INSTRUCTIONS FOR THE TASK: The listing below should be written out exactly; please include all of it.

RECORDS FOR PROCESSING:
• • • • • • •
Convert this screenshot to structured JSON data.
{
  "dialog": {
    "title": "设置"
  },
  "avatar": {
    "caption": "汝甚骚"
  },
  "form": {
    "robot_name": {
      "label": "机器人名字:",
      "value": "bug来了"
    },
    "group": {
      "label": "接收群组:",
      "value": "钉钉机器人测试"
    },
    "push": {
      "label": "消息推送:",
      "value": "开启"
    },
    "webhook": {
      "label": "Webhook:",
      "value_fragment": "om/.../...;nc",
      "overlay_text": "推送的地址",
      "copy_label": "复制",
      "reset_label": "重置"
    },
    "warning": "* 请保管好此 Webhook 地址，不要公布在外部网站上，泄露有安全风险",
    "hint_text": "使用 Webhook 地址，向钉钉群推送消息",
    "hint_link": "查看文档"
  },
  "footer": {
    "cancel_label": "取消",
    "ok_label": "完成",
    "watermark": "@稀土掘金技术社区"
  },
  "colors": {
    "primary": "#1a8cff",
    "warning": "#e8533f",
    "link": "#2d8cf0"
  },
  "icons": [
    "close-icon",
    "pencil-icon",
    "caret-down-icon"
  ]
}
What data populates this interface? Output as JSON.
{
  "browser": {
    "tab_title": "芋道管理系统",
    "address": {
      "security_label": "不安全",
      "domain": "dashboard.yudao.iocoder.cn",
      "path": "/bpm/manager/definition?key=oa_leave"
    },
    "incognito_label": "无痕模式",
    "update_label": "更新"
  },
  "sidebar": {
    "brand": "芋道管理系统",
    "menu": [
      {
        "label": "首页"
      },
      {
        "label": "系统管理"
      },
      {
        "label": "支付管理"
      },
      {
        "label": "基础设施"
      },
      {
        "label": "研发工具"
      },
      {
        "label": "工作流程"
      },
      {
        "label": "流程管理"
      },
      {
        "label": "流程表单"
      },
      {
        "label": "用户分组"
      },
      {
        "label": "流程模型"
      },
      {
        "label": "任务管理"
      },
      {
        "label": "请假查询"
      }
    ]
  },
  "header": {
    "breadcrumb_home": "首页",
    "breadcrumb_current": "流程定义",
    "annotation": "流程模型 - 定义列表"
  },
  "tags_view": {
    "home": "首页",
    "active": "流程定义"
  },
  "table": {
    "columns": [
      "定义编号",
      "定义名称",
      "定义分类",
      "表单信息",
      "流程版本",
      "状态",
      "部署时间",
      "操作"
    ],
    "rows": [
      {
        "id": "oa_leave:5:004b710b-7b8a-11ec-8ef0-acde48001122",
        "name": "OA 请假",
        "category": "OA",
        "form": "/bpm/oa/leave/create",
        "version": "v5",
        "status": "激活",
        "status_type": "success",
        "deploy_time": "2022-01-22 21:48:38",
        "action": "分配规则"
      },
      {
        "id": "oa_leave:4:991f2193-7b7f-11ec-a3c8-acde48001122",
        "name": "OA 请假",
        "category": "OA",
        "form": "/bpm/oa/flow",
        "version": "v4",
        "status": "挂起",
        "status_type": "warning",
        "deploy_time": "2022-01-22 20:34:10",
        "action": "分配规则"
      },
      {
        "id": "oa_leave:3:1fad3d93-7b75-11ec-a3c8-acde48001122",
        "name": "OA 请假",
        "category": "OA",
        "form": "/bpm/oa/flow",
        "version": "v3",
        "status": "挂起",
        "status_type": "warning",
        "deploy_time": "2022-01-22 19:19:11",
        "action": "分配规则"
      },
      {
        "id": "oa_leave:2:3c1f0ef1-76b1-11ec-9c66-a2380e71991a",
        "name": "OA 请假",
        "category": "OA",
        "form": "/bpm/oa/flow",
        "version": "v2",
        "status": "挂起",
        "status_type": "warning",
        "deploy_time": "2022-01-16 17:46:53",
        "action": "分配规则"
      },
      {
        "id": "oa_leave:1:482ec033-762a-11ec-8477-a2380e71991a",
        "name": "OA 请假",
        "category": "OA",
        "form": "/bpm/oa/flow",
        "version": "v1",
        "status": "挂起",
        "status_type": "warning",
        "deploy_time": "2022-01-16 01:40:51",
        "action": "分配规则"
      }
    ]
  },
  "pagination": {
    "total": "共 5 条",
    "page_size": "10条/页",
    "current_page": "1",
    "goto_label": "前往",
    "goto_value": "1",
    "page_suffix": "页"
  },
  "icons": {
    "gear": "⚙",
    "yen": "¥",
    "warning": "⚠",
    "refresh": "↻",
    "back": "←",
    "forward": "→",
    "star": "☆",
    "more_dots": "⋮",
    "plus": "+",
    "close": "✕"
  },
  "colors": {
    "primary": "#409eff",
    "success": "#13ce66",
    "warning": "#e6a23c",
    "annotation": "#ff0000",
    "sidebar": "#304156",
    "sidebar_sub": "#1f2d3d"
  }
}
• • • • • • •
WRITTEN SOLUTION:
Convert this screenshot to structured JSON data.
{
  "dialog": {
    "title": "设置"
  },
  "avatar": {
    "caption": "汝甚骚"
  },
  "form": {
    "robot_name": {
      "label": "机器人名字:",
      "value": "bug来了"
    },
    "group": {
      "label": "接收群组:",
      "value": "钉钉机器人测试"
    },
    "push": {
      "label": "消息推送:",
      "value": "开启"
    },
    "webhook": {
      "label": "Webhook:",
      "value_fragment": "om/.../...;nc",
      "overlay_text": "推送的地址",
      "copy_label": "复制",
      "reset_label": "重置"
    },
    "warning": "* 请保管好此 Webhook 地址，不要公布在外部网站上，泄露有安全风险",
    "hint_text": "使用 Webhook 地址，向钉钉群推送消息",
    "hint_link": "查看文档"
  },
  "footer": {
    "cancel_label": "取消",
    "ok_label": "完成",
    "watermark": "@稀土掘金技术社区"
  },
  "colors": {
    "primary": "#1a8cff",
    "warning": "#e8533f",
    "link": "#2d8cf0"
  },
  "icons": [
    "close-icon",
    "pencil-icon",
    "caret-down-icon"
  ]
}
What data populates this interface? Output as JSON.
{
  "browser": {
    "tab_title": "芋道管理系统",
    "address": {
      "security_label": "不安全",
      "domain": "dashboard.yudao.iocoder.cn",
      "path": "/bpm/manager/definition?key=oa_leave"
    },
    "incognito_label": "无痕模式",
    "update_label": "更新"
  },
  "sidebar": {
    "brand": "芋道管理系统",
    "menu": [
      {
        "label": "首页"
      },
      {
        "label": "系统管理"
      },
      {
        "label": "支付管理"
      },
      {
        "label": "基础设施"
      },
      {
        "label": "研发工具"
      },
      {
        "label": "工作流程"
      },
      {
        "label": "流程管理"
      },
      {
        "label": "流程表单"
      },
      {
        "label": "用户分组"
      },
      {
        "label": "流程模型"
      },
      {
        "label": "任务管理"
      },
      {
        "label": "请假查询"
      }
    ]
  },
  "header": {
    "breadcrumb_home": "首页",
    "breadcrumb_current": "流程定义",
    "annotation": "流程模型 - 定义列表"
  },
  "tags_view": {
    "home": "首页",
    "active": "流程定义"
  },
  "table": {
    "columns": [
      "定义编号",
      "定义名称",
      "定义分类",
      "表单信息",
      "流程版本",
      "状态",
      "部署时间",
      "操作"
    ],
    "rows": [
      {
        "id": "oa_leave:5:004b710b-7b8a-11ec-8ef0-acde48001122",
        "name": "OA 请假",
        "category": "OA",
        "form": "/bpm/oa/leave/create",
        "version": "v5",
        "status": "激活",
        "status_type": "success",
        "deploy_time": "2022-01-22 21:48:38",
        "action": "分配规则"
      },
      {
        "id": "oa_leave:4:991f2193-7b7f-11ec-a3c8-acde48001122",
        "name": "OA 请假",
        "category": "OA",
        "form": "/bpm/oa/flow",
        "version": "v4",
        "status": "挂起",
        "status_type": "warning",
        "deploy_time": "2022-01-22 20:34:10",
        "action": "分配规则"
      },
      {
        "id": "oa_leave:3:1fad3d93-7b75-11ec-a3c8-acde48001122",
        "name": "OA 请假",
        "category": "OA",
        "form": "/bpm/oa/flow",
        "version": "v3",
        "status": "挂起",
        "status_type": "warning",
        "deploy_time": "2022-01-22 19:19:11",
        "action": "分配规则"
      },
      {
        "id": "oa_leave:2:3c1f0ef1-76b1-11ec-9c66-a2380e71991a",
        "name": "OA 请假",
        "category": "OA",
        "form": "/bpm/oa/flow",
        "version": "v2",
        "status": "挂起",
        "status_type": "warning",
        "deploy_time": "2022-01-16 17:46:53",
        "action": "分配规则"
      },
      {
        "id": "oa_leave:1:482ec033-762a-11ec-8477-a2380e71991a",
        "name": "OA 请假",
        "category": "OA",
        "form": "/bpm/oa/flow",
        "version": "v1",
        "status": "挂起",
        "status_type": "warning",
        "deploy_time": "2022-01-16 01:40:51",
        "action": "分配规则"
      }
    ]
  },
  "pagination": {
    "total": "共 5 条",
    "page_size": "10条/页",
    "current_page": "1",
    "goto_label": "前往",
    "goto_value": "1",
    "page_suffix": "页"
  },
  "icons": {
    "gear": "⚙",
    "yen": "¥",
    "warning": "⚠",
    "refresh": "↻",
    "back": "←",
    "forward": "→",
    "star": "☆",
    "more_dots": "⋮",
    "plus": "+",
    "close": "✕"
  },
  "colors": {
    "primary": "#409eff",
    "success": "#13ce66",
    "warning": "#e6a23c",
    "annotation": "#ff0000",
    "sidebar": "#304156",
    "sidebar_sub": "#1f2d3d"
  }
}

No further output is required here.